= Exercise brief =
Go through the listing and copy each line with the string "Purchase".

— START Material supplied —

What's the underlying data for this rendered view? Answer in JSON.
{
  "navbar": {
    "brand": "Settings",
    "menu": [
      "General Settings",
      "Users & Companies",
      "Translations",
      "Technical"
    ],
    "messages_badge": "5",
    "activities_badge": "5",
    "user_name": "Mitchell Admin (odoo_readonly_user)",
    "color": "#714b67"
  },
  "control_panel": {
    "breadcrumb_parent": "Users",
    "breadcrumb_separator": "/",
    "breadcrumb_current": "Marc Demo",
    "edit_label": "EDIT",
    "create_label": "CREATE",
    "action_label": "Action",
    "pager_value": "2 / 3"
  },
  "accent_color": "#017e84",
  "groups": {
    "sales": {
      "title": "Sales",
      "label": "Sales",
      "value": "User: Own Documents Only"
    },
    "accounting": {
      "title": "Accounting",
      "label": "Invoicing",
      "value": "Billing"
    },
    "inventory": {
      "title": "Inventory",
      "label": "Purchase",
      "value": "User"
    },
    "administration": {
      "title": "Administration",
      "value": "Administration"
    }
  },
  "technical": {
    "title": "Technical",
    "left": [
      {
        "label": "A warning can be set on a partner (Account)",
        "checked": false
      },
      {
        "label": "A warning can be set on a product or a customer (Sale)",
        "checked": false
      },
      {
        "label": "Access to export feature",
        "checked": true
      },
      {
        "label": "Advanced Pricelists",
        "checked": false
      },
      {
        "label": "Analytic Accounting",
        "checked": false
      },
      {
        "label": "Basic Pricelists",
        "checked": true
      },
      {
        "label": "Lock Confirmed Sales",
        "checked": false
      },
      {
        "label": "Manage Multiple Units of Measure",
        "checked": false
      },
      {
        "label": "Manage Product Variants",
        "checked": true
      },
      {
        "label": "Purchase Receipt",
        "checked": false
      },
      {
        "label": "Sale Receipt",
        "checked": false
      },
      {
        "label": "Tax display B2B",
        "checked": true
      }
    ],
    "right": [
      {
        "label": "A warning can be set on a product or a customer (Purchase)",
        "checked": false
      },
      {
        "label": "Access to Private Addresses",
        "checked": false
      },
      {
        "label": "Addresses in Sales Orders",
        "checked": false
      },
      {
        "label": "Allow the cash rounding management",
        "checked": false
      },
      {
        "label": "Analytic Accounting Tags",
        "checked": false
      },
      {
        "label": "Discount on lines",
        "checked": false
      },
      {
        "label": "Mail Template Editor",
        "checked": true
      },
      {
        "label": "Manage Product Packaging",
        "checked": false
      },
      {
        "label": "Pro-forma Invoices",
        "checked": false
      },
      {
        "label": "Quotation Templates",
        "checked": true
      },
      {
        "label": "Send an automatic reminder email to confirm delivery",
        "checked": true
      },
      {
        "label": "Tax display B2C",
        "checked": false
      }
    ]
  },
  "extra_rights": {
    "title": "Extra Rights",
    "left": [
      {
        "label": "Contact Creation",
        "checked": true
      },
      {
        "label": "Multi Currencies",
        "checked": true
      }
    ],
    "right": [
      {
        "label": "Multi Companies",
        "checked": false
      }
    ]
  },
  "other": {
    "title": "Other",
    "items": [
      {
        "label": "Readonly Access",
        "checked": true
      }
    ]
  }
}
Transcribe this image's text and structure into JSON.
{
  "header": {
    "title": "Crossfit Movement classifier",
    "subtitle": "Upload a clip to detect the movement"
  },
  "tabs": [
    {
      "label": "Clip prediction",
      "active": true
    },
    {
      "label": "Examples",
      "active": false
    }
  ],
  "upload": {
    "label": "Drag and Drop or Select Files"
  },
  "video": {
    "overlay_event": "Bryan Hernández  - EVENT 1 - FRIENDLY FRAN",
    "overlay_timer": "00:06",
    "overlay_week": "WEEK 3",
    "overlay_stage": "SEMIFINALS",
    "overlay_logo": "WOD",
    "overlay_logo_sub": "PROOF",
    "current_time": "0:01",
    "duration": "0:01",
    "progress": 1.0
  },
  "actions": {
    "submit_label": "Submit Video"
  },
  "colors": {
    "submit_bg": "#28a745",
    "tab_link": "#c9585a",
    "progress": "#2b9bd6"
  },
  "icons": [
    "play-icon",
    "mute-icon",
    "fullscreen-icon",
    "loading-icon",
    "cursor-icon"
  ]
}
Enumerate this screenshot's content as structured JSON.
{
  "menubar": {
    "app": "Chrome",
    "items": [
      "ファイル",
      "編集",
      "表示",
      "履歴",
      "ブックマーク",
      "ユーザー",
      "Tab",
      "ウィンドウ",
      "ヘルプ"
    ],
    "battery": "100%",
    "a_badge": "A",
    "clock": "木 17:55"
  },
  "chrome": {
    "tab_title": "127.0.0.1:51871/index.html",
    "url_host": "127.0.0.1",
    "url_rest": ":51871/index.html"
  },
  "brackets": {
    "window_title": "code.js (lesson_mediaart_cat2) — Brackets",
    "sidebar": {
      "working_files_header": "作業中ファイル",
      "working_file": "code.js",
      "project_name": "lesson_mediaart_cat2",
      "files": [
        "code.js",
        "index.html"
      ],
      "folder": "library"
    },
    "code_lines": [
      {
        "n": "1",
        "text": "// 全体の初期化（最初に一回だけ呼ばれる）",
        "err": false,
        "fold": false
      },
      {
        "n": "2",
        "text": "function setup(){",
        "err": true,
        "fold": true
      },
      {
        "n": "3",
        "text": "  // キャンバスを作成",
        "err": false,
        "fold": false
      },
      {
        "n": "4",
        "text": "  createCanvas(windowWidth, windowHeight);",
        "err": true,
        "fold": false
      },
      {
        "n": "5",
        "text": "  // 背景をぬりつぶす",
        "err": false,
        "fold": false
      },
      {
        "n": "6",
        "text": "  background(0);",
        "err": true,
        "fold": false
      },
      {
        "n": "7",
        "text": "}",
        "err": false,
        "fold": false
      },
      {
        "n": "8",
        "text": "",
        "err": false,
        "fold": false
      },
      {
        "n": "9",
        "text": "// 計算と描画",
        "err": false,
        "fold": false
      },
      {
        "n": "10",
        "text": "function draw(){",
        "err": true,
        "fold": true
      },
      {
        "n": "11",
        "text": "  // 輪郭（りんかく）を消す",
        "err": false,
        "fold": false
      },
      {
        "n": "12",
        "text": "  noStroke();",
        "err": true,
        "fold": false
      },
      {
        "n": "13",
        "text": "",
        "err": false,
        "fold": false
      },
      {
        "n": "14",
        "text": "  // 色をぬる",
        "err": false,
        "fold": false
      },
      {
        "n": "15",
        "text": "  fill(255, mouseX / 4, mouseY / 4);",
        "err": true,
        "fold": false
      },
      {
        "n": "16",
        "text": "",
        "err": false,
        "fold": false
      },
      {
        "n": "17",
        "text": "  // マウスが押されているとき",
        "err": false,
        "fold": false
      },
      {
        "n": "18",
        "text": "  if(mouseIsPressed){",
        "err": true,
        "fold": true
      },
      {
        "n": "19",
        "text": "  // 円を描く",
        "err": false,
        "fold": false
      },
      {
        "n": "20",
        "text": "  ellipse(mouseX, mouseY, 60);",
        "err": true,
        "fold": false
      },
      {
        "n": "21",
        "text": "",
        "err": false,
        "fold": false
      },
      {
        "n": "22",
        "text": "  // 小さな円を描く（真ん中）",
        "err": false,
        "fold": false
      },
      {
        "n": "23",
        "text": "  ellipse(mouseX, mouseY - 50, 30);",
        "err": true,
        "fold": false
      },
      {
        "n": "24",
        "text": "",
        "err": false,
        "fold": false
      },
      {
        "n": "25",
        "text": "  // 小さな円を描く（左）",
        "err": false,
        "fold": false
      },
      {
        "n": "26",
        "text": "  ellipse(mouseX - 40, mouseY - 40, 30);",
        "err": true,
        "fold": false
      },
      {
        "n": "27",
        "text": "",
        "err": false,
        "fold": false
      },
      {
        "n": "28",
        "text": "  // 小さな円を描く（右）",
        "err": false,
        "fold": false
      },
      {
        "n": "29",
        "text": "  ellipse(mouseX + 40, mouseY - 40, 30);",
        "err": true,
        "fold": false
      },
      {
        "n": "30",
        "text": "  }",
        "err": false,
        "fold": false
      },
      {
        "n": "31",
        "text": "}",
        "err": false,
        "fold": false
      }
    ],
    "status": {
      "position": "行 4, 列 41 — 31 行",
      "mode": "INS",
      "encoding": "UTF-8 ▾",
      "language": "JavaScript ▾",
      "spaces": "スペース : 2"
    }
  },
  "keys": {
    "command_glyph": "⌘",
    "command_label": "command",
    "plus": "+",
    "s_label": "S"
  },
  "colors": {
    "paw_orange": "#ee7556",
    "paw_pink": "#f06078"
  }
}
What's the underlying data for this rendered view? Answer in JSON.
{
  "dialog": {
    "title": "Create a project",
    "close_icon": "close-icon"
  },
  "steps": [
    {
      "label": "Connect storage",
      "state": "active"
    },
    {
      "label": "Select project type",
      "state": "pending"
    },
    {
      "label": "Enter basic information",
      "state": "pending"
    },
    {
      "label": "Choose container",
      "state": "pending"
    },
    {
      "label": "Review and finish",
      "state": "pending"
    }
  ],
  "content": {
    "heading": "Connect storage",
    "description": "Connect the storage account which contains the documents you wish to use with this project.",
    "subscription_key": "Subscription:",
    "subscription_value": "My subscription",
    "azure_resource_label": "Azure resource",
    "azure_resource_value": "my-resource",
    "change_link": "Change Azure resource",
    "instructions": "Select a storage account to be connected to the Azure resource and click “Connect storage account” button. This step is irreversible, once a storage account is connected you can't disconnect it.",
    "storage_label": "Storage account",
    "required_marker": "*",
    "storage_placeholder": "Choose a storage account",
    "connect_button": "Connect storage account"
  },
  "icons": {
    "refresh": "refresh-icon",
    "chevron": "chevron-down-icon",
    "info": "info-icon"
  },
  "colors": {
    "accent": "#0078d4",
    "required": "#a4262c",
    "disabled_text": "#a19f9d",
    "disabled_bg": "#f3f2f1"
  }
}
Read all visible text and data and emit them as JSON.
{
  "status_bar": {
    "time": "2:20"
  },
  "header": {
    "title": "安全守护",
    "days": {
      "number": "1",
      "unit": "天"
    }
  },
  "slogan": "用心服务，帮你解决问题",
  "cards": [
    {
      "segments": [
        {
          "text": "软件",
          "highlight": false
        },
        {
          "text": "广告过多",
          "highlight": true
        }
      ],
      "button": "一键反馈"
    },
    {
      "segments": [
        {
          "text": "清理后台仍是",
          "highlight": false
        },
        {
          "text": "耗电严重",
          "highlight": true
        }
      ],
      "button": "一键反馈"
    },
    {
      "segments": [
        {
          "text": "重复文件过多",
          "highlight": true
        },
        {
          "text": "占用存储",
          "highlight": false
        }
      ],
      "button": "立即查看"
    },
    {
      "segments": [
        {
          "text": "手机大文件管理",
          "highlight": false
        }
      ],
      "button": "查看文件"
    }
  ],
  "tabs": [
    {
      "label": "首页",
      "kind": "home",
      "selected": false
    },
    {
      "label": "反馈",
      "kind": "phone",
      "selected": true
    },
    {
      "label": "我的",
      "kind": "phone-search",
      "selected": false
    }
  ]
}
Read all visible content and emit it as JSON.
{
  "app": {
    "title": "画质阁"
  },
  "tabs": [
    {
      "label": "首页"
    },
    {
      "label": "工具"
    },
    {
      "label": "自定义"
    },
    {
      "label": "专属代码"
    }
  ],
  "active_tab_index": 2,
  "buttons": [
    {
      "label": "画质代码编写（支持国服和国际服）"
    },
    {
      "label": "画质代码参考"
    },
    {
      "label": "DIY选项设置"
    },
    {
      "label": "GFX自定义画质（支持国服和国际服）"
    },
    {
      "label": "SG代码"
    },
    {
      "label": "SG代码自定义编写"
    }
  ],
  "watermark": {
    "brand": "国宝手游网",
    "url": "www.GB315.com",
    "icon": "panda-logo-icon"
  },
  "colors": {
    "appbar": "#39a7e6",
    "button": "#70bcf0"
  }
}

— END Material supplied —

= Exercise answer =
      "label": "Purchase",
        "label": "Purchase Receipt",
        "label": "A warning can be set on a product or a customer (Purchase)",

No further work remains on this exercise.